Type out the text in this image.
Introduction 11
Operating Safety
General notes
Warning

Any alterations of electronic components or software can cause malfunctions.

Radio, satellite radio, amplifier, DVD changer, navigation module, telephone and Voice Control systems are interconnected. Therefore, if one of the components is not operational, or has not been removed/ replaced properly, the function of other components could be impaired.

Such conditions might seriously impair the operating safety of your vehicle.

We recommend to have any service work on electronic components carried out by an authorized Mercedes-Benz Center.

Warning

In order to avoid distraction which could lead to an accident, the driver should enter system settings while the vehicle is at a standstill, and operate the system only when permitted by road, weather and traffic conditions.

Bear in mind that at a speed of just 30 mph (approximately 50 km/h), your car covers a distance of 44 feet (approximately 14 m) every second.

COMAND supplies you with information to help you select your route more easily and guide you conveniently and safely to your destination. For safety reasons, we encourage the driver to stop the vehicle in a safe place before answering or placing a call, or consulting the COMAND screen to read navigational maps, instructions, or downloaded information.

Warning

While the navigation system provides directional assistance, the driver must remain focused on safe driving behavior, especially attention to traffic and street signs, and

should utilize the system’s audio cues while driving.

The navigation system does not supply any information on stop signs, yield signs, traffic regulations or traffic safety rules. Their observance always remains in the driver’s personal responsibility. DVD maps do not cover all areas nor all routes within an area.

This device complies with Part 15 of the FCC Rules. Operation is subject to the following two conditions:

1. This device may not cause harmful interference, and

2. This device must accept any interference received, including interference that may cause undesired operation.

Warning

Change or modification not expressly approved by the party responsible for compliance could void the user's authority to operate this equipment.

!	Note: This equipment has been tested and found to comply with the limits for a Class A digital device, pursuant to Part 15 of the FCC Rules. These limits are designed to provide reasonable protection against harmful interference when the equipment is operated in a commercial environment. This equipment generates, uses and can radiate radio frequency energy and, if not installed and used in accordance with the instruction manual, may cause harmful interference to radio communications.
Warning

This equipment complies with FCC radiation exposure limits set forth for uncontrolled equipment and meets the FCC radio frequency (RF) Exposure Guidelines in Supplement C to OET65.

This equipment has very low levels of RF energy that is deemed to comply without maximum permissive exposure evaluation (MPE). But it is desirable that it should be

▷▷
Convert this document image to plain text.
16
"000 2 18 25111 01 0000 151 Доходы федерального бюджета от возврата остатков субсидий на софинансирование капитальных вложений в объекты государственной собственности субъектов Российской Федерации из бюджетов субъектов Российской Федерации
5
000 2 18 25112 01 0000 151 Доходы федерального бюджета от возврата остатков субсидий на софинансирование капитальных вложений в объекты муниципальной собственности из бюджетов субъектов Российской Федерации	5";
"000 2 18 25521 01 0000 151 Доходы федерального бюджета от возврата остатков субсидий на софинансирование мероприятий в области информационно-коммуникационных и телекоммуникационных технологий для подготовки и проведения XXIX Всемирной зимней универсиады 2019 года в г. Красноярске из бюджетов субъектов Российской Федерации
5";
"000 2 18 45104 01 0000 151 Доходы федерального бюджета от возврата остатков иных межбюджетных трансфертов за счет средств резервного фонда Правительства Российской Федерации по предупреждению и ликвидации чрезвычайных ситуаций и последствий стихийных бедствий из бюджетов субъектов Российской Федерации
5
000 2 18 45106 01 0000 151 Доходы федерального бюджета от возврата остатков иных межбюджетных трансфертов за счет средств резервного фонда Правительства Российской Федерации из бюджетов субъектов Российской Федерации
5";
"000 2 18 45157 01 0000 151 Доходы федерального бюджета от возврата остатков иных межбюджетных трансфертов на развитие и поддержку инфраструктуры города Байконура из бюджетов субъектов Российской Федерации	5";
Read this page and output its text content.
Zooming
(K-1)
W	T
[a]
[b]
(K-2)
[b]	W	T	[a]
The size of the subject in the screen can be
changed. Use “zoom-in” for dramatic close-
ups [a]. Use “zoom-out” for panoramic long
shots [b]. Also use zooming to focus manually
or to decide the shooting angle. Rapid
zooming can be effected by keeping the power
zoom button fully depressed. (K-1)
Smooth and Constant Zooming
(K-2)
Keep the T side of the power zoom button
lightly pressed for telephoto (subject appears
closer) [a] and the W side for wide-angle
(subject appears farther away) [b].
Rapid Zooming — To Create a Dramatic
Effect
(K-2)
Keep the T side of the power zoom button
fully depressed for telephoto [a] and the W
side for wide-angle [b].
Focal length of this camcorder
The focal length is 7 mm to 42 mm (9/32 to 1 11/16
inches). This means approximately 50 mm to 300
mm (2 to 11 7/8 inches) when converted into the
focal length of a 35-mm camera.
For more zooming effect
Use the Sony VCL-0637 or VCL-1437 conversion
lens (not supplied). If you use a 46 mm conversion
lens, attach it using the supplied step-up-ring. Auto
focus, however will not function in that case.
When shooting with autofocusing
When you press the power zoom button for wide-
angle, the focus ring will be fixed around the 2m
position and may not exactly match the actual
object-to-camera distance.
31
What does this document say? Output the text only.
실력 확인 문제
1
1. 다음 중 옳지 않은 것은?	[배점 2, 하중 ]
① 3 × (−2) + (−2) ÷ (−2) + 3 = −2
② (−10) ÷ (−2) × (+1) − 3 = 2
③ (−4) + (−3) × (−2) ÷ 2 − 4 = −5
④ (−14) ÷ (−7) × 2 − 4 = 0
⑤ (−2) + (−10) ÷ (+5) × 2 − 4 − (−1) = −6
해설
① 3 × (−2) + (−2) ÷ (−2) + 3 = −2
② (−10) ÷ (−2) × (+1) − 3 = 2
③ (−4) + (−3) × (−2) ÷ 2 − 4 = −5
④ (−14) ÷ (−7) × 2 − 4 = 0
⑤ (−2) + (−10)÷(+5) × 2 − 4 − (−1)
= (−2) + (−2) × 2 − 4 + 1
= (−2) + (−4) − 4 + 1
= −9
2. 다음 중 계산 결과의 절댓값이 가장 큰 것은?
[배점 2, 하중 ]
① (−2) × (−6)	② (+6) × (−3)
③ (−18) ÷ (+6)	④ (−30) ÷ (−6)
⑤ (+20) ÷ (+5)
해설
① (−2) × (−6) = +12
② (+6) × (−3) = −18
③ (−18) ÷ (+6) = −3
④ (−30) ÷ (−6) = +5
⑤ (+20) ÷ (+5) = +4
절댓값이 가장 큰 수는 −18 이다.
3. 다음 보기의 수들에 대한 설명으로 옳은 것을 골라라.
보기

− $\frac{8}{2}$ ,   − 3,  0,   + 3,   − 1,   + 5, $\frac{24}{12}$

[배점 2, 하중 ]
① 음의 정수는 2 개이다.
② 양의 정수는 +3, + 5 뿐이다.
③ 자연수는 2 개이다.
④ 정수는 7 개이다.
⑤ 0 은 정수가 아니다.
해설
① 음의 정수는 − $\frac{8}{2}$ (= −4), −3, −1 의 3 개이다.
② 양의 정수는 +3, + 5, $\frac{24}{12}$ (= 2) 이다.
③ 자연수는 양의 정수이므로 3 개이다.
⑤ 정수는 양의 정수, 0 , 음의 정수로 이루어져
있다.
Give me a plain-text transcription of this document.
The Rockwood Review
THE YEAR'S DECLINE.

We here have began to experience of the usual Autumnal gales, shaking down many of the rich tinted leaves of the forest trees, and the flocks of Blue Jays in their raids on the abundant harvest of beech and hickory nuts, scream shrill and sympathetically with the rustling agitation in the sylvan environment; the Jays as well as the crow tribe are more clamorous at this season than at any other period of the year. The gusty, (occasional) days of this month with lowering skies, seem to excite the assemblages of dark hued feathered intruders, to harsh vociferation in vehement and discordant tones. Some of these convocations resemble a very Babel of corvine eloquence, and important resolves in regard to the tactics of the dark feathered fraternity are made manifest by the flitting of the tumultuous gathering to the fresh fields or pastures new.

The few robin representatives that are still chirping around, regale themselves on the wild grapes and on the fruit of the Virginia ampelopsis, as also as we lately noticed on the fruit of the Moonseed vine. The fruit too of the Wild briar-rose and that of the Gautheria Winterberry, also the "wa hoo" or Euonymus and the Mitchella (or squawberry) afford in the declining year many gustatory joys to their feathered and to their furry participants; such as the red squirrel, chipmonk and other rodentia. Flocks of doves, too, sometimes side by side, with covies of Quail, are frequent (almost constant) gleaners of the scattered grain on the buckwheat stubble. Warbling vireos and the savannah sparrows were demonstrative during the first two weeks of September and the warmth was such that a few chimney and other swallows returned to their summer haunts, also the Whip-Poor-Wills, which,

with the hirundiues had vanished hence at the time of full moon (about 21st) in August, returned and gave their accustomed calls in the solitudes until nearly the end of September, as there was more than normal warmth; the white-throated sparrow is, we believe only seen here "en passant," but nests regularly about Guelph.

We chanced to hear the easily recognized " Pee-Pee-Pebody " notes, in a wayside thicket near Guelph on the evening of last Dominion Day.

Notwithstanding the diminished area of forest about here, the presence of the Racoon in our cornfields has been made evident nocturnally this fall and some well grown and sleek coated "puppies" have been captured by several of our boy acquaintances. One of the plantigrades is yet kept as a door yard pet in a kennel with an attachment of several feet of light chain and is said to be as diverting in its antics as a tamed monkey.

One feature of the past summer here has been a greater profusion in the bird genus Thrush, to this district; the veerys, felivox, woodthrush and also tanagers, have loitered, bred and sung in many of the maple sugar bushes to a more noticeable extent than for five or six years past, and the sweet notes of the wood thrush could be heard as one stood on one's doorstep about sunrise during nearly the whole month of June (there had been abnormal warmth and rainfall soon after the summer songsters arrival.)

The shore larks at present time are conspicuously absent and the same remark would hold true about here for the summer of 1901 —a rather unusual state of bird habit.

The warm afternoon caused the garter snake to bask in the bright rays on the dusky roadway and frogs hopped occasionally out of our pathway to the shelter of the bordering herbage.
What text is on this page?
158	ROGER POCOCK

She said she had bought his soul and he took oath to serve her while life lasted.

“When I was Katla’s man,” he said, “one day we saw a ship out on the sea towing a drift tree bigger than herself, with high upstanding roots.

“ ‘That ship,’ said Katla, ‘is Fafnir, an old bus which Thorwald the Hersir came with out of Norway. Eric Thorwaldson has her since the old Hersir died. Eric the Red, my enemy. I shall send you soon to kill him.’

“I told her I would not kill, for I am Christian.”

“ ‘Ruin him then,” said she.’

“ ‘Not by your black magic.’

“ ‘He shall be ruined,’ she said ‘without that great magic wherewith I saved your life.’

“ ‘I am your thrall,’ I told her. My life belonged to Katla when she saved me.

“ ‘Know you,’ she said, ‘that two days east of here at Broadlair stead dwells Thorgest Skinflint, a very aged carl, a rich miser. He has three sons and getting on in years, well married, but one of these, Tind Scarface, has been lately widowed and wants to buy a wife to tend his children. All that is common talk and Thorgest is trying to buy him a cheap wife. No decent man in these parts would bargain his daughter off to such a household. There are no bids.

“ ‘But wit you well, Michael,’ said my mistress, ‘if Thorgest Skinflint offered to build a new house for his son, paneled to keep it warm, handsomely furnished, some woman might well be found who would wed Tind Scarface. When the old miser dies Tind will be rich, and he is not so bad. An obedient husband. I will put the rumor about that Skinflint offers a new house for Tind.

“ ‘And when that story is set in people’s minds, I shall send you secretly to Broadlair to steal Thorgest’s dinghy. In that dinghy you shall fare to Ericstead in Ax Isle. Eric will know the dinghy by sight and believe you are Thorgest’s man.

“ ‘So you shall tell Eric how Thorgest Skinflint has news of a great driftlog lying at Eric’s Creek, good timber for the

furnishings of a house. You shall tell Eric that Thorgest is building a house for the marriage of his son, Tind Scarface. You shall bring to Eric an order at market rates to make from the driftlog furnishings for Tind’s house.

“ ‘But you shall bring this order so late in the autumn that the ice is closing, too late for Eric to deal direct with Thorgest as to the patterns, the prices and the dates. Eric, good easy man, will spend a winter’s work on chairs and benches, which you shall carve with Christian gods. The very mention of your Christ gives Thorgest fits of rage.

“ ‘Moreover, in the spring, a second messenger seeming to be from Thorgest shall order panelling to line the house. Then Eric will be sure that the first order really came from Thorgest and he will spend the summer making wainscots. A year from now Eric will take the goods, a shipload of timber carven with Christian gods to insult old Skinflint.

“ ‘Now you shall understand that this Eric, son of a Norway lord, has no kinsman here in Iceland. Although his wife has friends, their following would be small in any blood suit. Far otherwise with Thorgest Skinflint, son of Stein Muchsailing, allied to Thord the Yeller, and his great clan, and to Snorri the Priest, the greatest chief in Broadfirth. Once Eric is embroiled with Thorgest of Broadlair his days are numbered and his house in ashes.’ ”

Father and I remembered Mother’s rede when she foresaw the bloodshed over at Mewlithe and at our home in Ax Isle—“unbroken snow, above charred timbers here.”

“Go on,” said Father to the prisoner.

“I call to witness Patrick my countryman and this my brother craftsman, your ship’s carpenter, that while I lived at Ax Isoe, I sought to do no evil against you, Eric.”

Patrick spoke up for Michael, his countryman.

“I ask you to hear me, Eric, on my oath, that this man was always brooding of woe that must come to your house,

────────────────

Written exercise —
Copy out every line of the material above that mentions the word "distance".

Reply —
Bear in mind that at a speed of just 30 mph (approximately 50 km/h), your car covers a distance of 44 feet (approximately 14 m) every second.
object-to-camera distance.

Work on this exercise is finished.